WORK REQUIRED. Go through the lines below and copy each one that holds the string "Update".
─── SUPPLIED DATA
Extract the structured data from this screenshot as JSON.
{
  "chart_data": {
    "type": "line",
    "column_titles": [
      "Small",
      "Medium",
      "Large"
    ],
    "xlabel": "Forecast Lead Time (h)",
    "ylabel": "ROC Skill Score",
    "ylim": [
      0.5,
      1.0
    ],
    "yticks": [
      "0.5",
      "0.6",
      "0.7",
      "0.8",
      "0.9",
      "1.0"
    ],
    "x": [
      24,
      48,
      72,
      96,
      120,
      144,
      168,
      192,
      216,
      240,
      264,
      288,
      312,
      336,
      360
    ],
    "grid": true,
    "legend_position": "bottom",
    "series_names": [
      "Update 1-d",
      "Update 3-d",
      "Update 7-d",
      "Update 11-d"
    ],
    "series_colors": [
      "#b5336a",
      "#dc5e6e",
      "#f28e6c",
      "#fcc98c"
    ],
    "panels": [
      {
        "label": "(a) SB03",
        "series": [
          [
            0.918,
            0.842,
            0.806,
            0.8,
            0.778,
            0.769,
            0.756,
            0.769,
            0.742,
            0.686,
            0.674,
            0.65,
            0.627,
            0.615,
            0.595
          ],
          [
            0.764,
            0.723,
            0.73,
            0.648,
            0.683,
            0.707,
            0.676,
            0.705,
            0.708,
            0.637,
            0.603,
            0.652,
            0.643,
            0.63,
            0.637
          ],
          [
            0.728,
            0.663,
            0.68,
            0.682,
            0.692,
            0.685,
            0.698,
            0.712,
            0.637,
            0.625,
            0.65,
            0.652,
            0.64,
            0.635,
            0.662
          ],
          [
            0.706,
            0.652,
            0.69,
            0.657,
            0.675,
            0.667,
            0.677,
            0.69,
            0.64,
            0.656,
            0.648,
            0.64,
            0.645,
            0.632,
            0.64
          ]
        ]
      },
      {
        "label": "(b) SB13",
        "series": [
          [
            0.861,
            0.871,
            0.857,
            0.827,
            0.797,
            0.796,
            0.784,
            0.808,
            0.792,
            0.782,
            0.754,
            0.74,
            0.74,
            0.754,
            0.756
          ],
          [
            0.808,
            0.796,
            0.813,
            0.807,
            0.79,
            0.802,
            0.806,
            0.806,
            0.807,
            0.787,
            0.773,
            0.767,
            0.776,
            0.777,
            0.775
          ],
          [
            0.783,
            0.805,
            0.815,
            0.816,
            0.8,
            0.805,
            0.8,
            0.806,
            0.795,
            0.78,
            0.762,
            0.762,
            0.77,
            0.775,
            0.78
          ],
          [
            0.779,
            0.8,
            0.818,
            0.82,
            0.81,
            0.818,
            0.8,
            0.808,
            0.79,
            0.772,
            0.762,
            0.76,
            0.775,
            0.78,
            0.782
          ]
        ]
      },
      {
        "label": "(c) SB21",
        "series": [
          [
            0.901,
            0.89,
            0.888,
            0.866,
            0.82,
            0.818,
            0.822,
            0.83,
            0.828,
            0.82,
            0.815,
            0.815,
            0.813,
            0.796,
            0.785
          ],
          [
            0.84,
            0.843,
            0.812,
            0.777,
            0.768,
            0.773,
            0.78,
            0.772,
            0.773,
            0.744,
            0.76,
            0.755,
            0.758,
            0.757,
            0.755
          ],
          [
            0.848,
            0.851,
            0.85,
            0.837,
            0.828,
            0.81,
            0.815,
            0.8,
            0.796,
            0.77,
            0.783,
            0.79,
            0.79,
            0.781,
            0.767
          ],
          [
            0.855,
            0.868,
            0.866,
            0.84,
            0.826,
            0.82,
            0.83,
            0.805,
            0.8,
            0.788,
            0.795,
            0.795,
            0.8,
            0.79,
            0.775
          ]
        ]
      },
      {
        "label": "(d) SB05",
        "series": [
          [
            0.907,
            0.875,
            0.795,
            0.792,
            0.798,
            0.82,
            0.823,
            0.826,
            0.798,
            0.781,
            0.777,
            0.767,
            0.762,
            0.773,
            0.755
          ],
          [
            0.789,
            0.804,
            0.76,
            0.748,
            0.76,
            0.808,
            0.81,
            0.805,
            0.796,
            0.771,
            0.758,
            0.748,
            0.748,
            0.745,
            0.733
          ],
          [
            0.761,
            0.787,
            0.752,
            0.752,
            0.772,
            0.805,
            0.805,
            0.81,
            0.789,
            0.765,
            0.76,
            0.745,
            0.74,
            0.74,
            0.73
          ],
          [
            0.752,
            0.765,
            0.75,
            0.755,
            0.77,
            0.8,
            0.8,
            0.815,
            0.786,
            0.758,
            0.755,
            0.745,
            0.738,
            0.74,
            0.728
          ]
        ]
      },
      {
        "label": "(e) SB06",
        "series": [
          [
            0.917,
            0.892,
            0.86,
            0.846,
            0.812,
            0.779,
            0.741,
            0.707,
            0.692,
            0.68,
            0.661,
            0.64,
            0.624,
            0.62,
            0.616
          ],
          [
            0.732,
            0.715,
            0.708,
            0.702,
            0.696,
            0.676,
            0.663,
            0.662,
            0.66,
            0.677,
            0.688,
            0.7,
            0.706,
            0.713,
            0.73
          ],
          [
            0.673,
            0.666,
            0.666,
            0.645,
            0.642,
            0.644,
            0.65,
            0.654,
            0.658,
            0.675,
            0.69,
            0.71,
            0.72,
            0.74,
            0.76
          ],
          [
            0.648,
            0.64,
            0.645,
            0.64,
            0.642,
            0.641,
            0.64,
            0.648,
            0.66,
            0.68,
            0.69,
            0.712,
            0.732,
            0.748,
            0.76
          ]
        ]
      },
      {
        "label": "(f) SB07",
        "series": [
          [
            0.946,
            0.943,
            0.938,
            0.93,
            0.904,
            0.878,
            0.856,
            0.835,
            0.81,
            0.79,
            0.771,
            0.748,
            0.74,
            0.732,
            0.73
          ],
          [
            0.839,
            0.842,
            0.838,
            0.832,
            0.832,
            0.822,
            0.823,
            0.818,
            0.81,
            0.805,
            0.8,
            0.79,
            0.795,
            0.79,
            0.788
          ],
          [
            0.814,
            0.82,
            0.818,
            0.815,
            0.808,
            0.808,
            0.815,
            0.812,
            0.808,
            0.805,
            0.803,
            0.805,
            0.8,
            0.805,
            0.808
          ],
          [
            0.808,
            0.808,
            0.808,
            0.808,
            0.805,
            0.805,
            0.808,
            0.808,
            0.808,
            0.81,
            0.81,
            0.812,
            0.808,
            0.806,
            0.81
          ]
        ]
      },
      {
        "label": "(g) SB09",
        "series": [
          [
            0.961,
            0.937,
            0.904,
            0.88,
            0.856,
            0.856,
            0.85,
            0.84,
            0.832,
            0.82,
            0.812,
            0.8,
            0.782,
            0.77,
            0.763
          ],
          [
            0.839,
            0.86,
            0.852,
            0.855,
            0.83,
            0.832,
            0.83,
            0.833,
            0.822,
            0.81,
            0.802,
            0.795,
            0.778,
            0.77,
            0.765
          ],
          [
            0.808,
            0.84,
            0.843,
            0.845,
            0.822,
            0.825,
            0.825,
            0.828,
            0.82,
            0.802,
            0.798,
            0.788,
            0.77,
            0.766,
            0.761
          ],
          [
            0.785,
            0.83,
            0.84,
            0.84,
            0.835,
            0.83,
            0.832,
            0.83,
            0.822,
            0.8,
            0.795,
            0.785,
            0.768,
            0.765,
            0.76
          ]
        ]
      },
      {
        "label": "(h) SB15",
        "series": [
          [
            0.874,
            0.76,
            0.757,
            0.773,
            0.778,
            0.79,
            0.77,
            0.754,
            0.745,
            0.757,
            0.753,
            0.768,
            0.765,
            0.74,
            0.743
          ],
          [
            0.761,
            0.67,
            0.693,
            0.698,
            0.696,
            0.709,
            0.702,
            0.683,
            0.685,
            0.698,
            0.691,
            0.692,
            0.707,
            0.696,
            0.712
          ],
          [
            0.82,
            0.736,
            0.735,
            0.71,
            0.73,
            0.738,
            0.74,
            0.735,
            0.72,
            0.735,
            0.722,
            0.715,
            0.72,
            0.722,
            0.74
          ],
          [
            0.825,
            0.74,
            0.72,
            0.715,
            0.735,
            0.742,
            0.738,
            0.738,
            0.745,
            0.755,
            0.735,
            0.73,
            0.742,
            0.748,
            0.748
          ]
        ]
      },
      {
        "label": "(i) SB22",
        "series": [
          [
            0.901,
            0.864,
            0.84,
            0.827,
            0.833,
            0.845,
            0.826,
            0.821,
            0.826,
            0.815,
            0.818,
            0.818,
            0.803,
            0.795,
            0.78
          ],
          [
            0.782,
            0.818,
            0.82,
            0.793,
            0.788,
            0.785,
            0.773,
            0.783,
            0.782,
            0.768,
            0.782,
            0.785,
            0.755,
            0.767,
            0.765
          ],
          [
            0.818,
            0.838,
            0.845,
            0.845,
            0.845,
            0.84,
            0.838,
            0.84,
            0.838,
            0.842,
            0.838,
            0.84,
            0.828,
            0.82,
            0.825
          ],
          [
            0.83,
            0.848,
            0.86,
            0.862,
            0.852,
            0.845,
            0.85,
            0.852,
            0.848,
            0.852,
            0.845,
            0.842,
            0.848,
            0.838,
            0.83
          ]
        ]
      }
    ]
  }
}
──────
PROBLEM SOLUTION.
      "Update 1-d",
      "Update 3-d",
      "Update 7-d",
      "Update 11-d"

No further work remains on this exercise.